Arrange the records as a JSON list of strings, one string per line and blank lines omitted. Cover only the part that opens with the first line of the records and closes with the line containing "wind-chill-chart-subtitle: Wind Speed", both ends included.

:: PROVIDED DATA ::
>> START

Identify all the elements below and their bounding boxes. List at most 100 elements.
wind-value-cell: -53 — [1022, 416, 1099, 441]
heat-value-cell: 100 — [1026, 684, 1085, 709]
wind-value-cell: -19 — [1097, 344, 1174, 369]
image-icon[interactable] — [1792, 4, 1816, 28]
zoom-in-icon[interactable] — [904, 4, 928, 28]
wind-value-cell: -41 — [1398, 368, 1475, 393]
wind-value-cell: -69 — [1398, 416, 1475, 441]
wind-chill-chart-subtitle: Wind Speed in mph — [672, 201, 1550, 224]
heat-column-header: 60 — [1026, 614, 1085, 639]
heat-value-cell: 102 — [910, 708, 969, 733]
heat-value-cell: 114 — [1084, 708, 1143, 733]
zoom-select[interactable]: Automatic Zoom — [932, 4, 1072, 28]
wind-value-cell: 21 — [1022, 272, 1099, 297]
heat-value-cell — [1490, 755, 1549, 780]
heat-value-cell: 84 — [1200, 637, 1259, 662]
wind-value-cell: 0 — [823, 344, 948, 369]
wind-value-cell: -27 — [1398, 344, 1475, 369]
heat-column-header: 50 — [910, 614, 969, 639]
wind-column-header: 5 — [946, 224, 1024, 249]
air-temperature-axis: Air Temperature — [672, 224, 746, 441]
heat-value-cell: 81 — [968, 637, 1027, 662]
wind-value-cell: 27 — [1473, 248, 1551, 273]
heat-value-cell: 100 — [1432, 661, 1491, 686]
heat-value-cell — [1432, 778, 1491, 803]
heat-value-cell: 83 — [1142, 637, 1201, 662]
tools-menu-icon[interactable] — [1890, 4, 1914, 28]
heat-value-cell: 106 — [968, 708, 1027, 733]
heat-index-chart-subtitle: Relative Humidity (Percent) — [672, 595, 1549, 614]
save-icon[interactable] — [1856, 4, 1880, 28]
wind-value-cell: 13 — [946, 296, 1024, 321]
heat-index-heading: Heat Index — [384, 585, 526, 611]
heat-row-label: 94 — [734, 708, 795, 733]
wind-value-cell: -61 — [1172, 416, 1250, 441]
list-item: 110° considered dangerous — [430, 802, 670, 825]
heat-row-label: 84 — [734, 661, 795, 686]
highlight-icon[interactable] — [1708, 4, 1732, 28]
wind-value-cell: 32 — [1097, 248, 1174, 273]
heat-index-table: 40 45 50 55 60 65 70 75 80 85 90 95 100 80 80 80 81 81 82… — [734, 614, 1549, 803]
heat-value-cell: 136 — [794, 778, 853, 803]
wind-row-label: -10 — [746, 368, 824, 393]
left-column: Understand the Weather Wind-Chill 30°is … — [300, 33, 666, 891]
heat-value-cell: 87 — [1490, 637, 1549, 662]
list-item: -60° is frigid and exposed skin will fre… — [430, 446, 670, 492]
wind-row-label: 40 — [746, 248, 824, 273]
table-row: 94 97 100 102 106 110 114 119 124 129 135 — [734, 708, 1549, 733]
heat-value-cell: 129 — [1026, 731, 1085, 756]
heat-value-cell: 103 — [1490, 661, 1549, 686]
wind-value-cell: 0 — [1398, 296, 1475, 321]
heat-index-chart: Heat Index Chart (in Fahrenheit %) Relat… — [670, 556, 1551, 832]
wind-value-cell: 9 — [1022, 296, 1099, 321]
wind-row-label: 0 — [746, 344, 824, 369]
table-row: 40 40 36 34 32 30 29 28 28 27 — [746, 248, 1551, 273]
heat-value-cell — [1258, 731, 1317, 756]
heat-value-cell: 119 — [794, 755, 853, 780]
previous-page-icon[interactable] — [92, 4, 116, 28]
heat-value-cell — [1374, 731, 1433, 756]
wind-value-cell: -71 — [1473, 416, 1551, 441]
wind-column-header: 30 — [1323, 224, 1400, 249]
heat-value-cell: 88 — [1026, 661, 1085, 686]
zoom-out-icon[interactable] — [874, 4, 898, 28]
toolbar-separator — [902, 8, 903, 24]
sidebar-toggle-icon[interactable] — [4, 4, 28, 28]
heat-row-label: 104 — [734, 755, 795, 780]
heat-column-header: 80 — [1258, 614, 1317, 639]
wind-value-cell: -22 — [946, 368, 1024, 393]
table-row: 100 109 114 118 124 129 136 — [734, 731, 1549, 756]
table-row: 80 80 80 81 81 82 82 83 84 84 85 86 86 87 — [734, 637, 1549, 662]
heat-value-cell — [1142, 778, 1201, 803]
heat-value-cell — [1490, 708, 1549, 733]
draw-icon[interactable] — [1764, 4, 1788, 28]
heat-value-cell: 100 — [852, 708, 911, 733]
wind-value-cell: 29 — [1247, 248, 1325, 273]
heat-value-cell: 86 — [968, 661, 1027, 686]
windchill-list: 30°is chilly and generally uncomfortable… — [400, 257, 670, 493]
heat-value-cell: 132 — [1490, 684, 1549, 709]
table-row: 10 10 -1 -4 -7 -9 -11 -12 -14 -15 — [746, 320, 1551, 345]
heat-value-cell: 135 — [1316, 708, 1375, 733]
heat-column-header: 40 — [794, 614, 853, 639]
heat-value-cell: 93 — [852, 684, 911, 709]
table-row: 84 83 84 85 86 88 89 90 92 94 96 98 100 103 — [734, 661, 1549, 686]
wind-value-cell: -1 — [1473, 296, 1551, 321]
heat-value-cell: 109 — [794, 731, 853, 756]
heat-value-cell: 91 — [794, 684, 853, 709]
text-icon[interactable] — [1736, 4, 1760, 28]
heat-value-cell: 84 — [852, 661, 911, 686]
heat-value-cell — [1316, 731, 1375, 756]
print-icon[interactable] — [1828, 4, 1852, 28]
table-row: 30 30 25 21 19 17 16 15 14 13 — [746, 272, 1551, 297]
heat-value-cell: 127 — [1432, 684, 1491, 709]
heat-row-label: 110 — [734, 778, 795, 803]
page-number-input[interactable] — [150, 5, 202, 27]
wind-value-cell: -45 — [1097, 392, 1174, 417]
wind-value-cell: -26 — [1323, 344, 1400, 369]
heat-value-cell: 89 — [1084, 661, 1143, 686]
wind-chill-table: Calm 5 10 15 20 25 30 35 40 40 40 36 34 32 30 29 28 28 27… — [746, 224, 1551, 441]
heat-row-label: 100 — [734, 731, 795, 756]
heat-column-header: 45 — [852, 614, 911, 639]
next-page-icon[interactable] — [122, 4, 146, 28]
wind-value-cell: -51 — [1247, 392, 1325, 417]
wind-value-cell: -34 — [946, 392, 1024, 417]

>> END

:: SOLUTION TO THE PROBLEM ::
[
  "Identify all the elements below and their bounding boxes. List at most 100 elements.",
  "wind-value-cell: -53 — [1022, 416, 1099, 441]",
  "heat-value-cell: 100 — [1026, 684, 1085, 709]",
  "wind-value-cell: -19 — [1097, 344, 1174, 369]",
  "image-icon[interactable] — [1792, 4, 1816, 28]",
  "zoom-in-icon[interactable] — [904, 4, 928, 28]",
  "wind-value-cell: -41 — [1398, 368, 1475, 393]",
  "wind-value-cell: -69 — [1398, 416, 1475, 441]",
  "wind-chill-chart-subtitle: Wind Speed in mph — [672, 201, 1550, 224]"
]